Go through the material and write it all out exactly, minus the pictures.
**** Provided entries
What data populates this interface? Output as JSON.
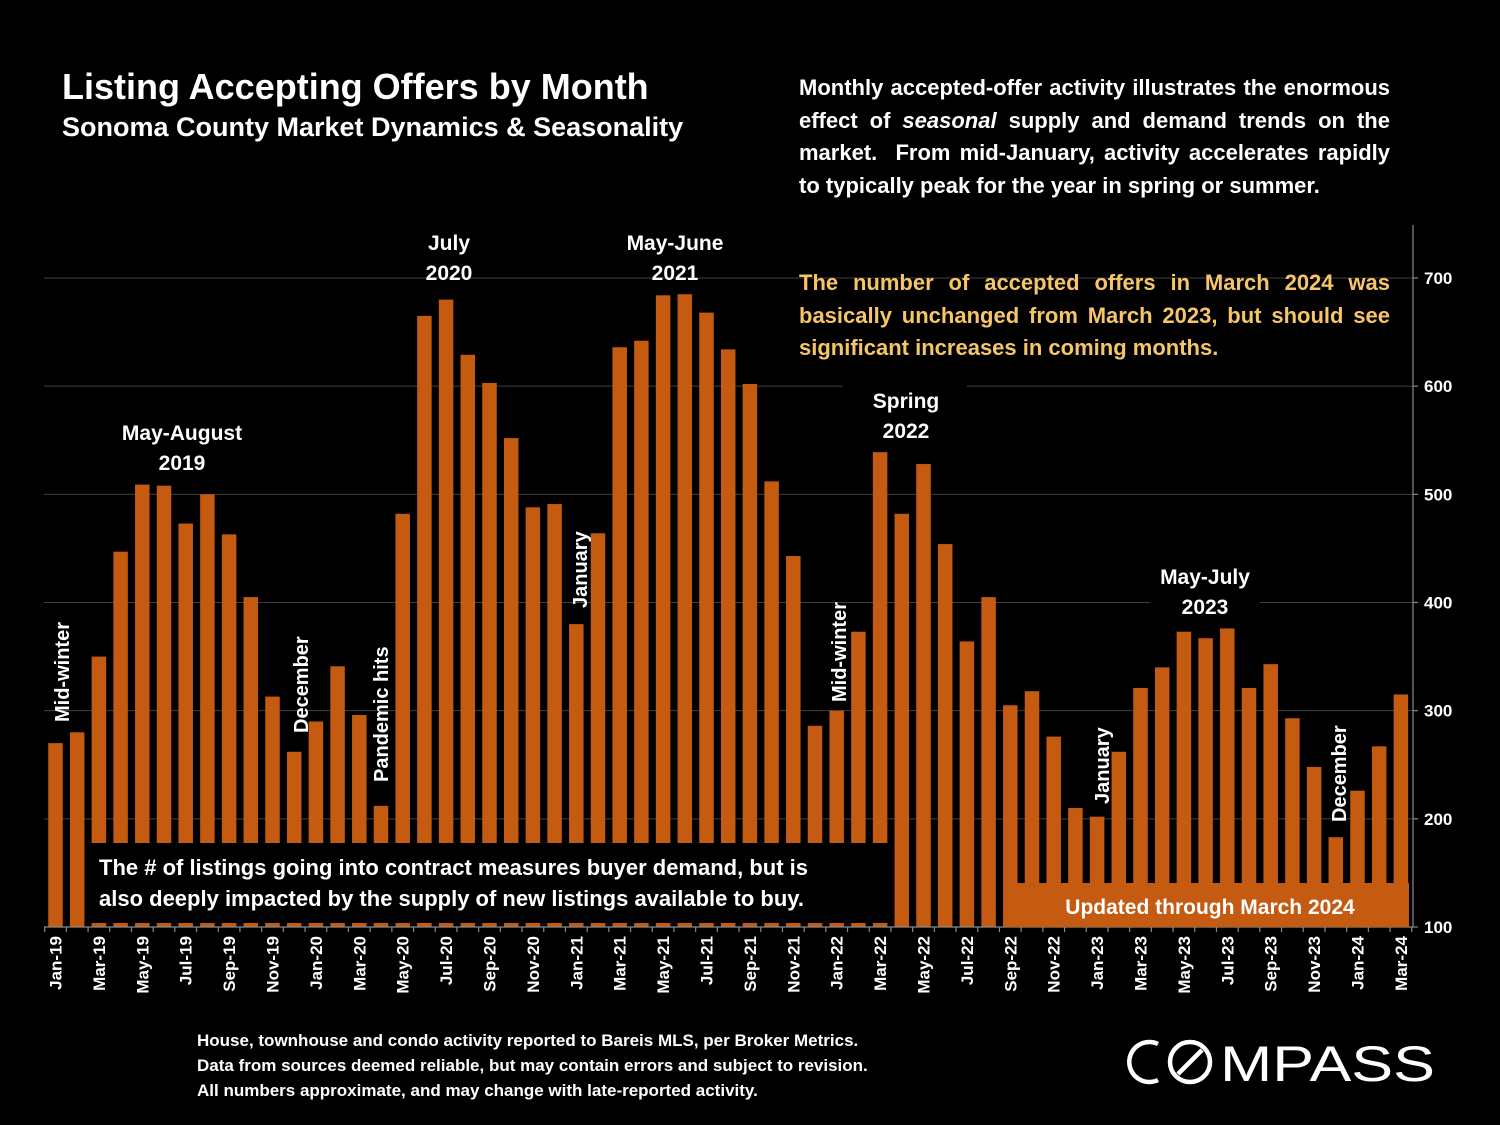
{
  "title": "Listing Accepting Offers by Month",
  "subtitle": "Sonoma County Market Dynamics & Seasonality",
  "commentary": {
    "para1_html": "Monthly accepted-offer activity illustrates the enormous effect of <i>seasonal</i> supply and demand trends on the market.&nbsp; From mid-January, activity accelerates rapidly to typically peak for the year in spring or summer.",
    "para2": "The number of accepted offers in March 2024 was basically unchanged from March 2023, but should see significant increases in coming months."
  },
  "footnote": [
    "House, townhouse and condo activity reported to Bareis MLS, per Broker Metrics.",
    "Data from sources deemed reliable, but may contain errors and subject to revision.",
    "All numbers approximate, and may change with late-reported activity."
  ],
  "logo_text": "COMPASS",
  "colors": {
    "bar": "#c55a11",
    "background": "#000000",
    "highlight_text": "#f6c56a"
  },
  "chart_data": {
    "type": "bar",
    "title": "Listing Accepting Offers by Month",
    "subtitle": "Sonoma County Market Dynamics & Seasonality",
    "xlabel": "",
    "ylabel": "",
    "y_axis_side": "right",
    "ylim": [
      100,
      750
    ],
    "yticks": [
      100,
      200,
      300,
      400,
      500,
      600,
      700
    ],
    "grid": true,
    "categories": [
      "Jan-19",
      "Feb-19",
      "Mar-19",
      "Apr-19",
      "May-19",
      "Jun-19",
      "Jul-19",
      "Aug-19",
      "Sep-19",
      "Oct-19",
      "Nov-19",
      "Dec-19",
      "Jan-20",
      "Feb-20",
      "Mar-20",
      "Apr-20",
      "May-20",
      "Jun-20",
      "Jul-20",
      "Aug-20",
      "Sep-20",
      "Oct-20",
      "Nov-20",
      "Dec-20",
      "Jan-21",
      "Feb-21",
      "Mar-21",
      "Apr-21",
      "May-21",
      "Jun-21",
      "Jul-21",
      "Aug-21",
      "Sep-21",
      "Oct-21",
      "Nov-21",
      "Dec-21",
      "Jan-22",
      "Feb-22",
      "Mar-22",
      "Apr-22",
      "May-22",
      "Jun-22",
      "Jul-22",
      "Aug-22",
      "Sep-22",
      "Oct-22",
      "Nov-22",
      "Dec-22",
      "Jan-23",
      "Feb-23",
      "Mar-23",
      "Apr-23",
      "May-23",
      "Jun-23",
      "Jul-23",
      "Aug-23",
      "Sep-23",
      "Oct-23",
      "Nov-23",
      "Dec-23",
      "Jan-24",
      "Feb-24",
      "Mar-24"
    ],
    "values": [
      270,
      280,
      350,
      447,
      509,
      508,
      473,
      500,
      463,
      405,
      313,
      262,
      290,
      341,
      296,
      212,
      482,
      665,
      680,
      629,
      603,
      552,
      488,
      491,
      380,
      464,
      636,
      642,
      684,
      685,
      668,
      634,
      602,
      512,
      443,
      286,
      300,
      373,
      539,
      482,
      528,
      454,
      364,
      405,
      305,
      318,
      276,
      210,
      202,
      262,
      321,
      340,
      373,
      367,
      376,
      321,
      343,
      293,
      248,
      183,
      226,
      267,
      315
    ],
    "tick_labels_shown": [
      "Jan-19",
      "Mar-19",
      "May-19",
      "Jul-19",
      "Sep-19",
      "Nov-19",
      "Jan-20",
      "Mar-20",
      "May-20",
      "Jul-20",
      "Sep-20",
      "Nov-20",
      "Jan-21",
      "Mar-21",
      "May-21",
      "Jul-21",
      "Sep-21",
      "Nov-21",
      "Jan-22",
      "Mar-22",
      "May-22",
      "Jul-22",
      "Sep-22",
      "Nov-22",
      "Jan-23",
      "Mar-23",
      "May-23",
      "Jul-23",
      "Sep-23",
      "Nov-23",
      "Jan-24",
      "Mar-24"
    ],
    "annotations": [
      {
        "text": [
          "May-August",
          "2019"
        ],
        "orientation": "horizontal",
        "at": "May-19 to Aug-19"
      },
      {
        "text": [
          "July",
          "2020"
        ],
        "orientation": "horizontal",
        "at": "Jul-20"
      },
      {
        "text": [
          "May-June",
          "2021"
        ],
        "orientation": "horizontal",
        "at": "May-21 to Jun-21"
      },
      {
        "text": [
          "Spring",
          "2022"
        ],
        "orientation": "horizontal",
        "at": "Mar-22 to Apr-22"
      },
      {
        "text": [
          "May-July",
          "2023"
        ],
        "orientation": "horizontal",
        "at": "May-23 to Jul-23"
      },
      {
        "text": [
          "Mid-winter"
        ],
        "orientation": "vertical",
        "at": "Jan-19"
      },
      {
        "text": [
          "December"
        ],
        "orientation": "vertical",
        "at": "Dec-19"
      },
      {
        "text": [
          "Pandemic hits"
        ],
        "orientation": "vertical",
        "at": "Apr-20"
      },
      {
        "text": [
          "January"
        ],
        "orientation": "vertical",
        "at": "Jan-21"
      },
      {
        "text": [
          "Mid-winter"
        ],
        "orientation": "vertical",
        "at": "Dec-21 to Jan-22"
      },
      {
        "text": [
          "January"
        ],
        "orientation": "vertical",
        "at": "Jan-23"
      },
      {
        "text": [
          "December"
        ],
        "orientation": "vertical",
        "at": "Dec-23"
      }
    ],
    "callouts": {
      "note_box": [
        "The # of listings going into contract measures buyer demand, but is",
        "also deeply impacted by the supply of new listings available to buy."
      ],
      "updated": "Updated through March 2024"
    }
  }
}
********
Output for this task:
What data populates this interface? Output as JSON.
{
  "title": "Listing Accepting Offers by Month",
  "subtitle": "Sonoma County Market Dynamics & Seasonality",
  "commentary": {
    "para1_html": "Monthly accepted-offer activity illustrates the enormous effect of <i>seasonal</i> supply and demand trends on the market.&nbsp; From mid-January, activity accelerates rapidly to typically peak for the year in spring or summer.",
    "para2": "The number of accepted offers in March 2024 was basically unchanged from March 2023, but should see significant increases in coming months."
  },
  "footnote": [
    "House, townhouse and condo activity reported to Bareis MLS, per Broker Metrics.",
    "Data from sources deemed reliable, but may contain errors and subject to revision.",
    "All numbers approximate, and may change with late-reported activity."
  ],
  "logo_text": "COMPASS",
  "colors": {
    "bar": "#c55a11",
    "background": "#000000",
    "highlight_text": "#f6c56a"
  },
  "chart_data": {
    "type": "bar",
    "title": "Listing Accepting Offers by Month",
    "subtitle": "Sonoma County Market Dynamics & Seasonality",
    "xlabel": "",
    "ylabel": "",
    "y_axis_side": "right",
    "ylim": [
      100,
      750
    ],
    "yticks": [
      100,
      200,
      300,
      400,
      500,
      600,
      700
    ],
    "grid": true,
    "categories": [
      "Jan-19",
      "Feb-19",
      "Mar-19",
      "Apr-19",
      "May-19",
      "Jun-19",
      "Jul-19",
      "Aug-19",
      "Sep-19",
      "Oct-19",
      "Nov-19",
      "Dec-19",
      "Jan-20",
      "Feb-20",
      "Mar-20",
      "Apr-20",
      "May-20",
      "Jun-20",
      "Jul-20",
      "Aug-20",
      "Sep-20",
      "Oct-20",
      "Nov-20",
      "Dec-20",
      "Jan-21",
      "Feb-21",
      "Mar-21",
      "Apr-21",
      "May-21",
      "Jun-21",
      "Jul-21",
      "Aug-21",
      "Sep-21",
      "Oct-21",
      "Nov-21",
      "Dec-21",
      "Jan-22",
      "Feb-22",
      "Mar-22",
      "Apr-22",
      "May-22",
      "Jun-22",
      "Jul-22",
      "Aug-22",
      "Sep-22",
      "Oct-22",
      "Nov-22",
      "Dec-22",
      "Jan-23",
      "Feb-23",
      "Mar-23",
      "Apr-23",
      "May-23",
      "Jun-23",
      "Jul-23",
      "Aug-23",
      "Sep-23",
      "Oct-23",
      "Nov-23",
      "Dec-23",
      "Jan-24",
      "Feb-24",
      "Mar-24"
    ],
    "values": [
      270,
      280,
      350,
      447,
      509,
      508,
      473,
      500,
      463,
      405,
      313,
      262,
      290,
      341,
      296,
      212,
      482,
      665,
      680,
      629,
      603,
      552,
      488,
      491,
      380,
      464,
      636,
      642,
      684,
      685,
      668,
      634,
      602,
      512,
      443,
      286,
      300,
      373,
      539,
      482,
      528,
      454,
      364,
      405,
      305,
      318,
      276,
      210,
      202,
      262,
      321,
      340,
      373,
      367,
      376,
      321,
      343,
      293,
      248,
      183,
      226,
      267,
      315
    ],
    "tick_labels_shown": [
      "Jan-19",
      "Mar-19",
      "May-19",
      "Jul-19",
      "Sep-19",
      "Nov-19",
      "Jan-20",
      "Mar-20",
      "May-20",
      "Jul-20",
      "Sep-20",
      "Nov-20",
      "Jan-21",
      "Mar-21",
      "May-21",
      "Jul-21",
      "Sep-21",
      "Nov-21",
      "Jan-22",
      "Mar-22",
      "May-22",
      "Jul-22",
      "Sep-22",
      "Nov-22",
      "Jan-23",
      "Mar-23",
      "May-23",
      "Jul-23",
      "Sep-23",
      "Nov-23",
      "Jan-24",
      "Mar-24"
    ],
    "annotations": [
      {
        "text": [
          "May-August",
          "2019"
        ],
        "orientation": "horizontal",
        "at": "May-19 to Aug-19"
      },
      {
        "text": [
          "July",
          "2020"
        ],
        "orientation": "horizontal",
        "at": "Jul-20"
      },
      {
        "text": [
          "May-June",
          "2021"
        ],
        "orientation": "horizontal",
        "at": "May-21 to Jun-21"
      },
      {
        "text": [
          "Spring",
          "2022"
        ],
        "orientation": "horizontal",
        "at": "Mar-22 to Apr-22"
      },
      {
        "text": [
          "May-July",
          "2023"
        ],
        "orientation": "horizontal",
        "at": "May-23 to Jul-23"
      },
      {
        "text": [
          "Mid-winter"
        ],
        "orientation": "vertical",
        "at": "Jan-19"
      },
      {
        "text": [
          "December"
        ],
        "orientation": "vertical",
        "at": "Dec-19"
      },
      {
        "text": [
          "Pandemic hits"
        ],
        "orientation": "vertical",
        "at": "Apr-20"
      },
      {
        "text": [
          "January"
        ],
        "orientation": "vertical",
        "at": "Jan-21"
      },
      {
        "text": [
          "Mid-winter"
        ],
        "orientation": "vertical",
        "at": "Dec-21 to Jan-22"
      },
      {
        "text": [
          "January"
        ],
        "orientation": "vertical",
        "at": "Jan-23"
      },
      {
        "text": [
          "December"
        ],
        "orientation": "vertical",
        "at": "Dec-23"
      }
    ],
    "callouts": {
      "note_box": [
        "The # of listings going into contract measures buyer demand, but is",
        "also deeply impacted by the supply of new listings available to buy."
      ],
      "updated": "Updated through March 2024"
    }
  }
}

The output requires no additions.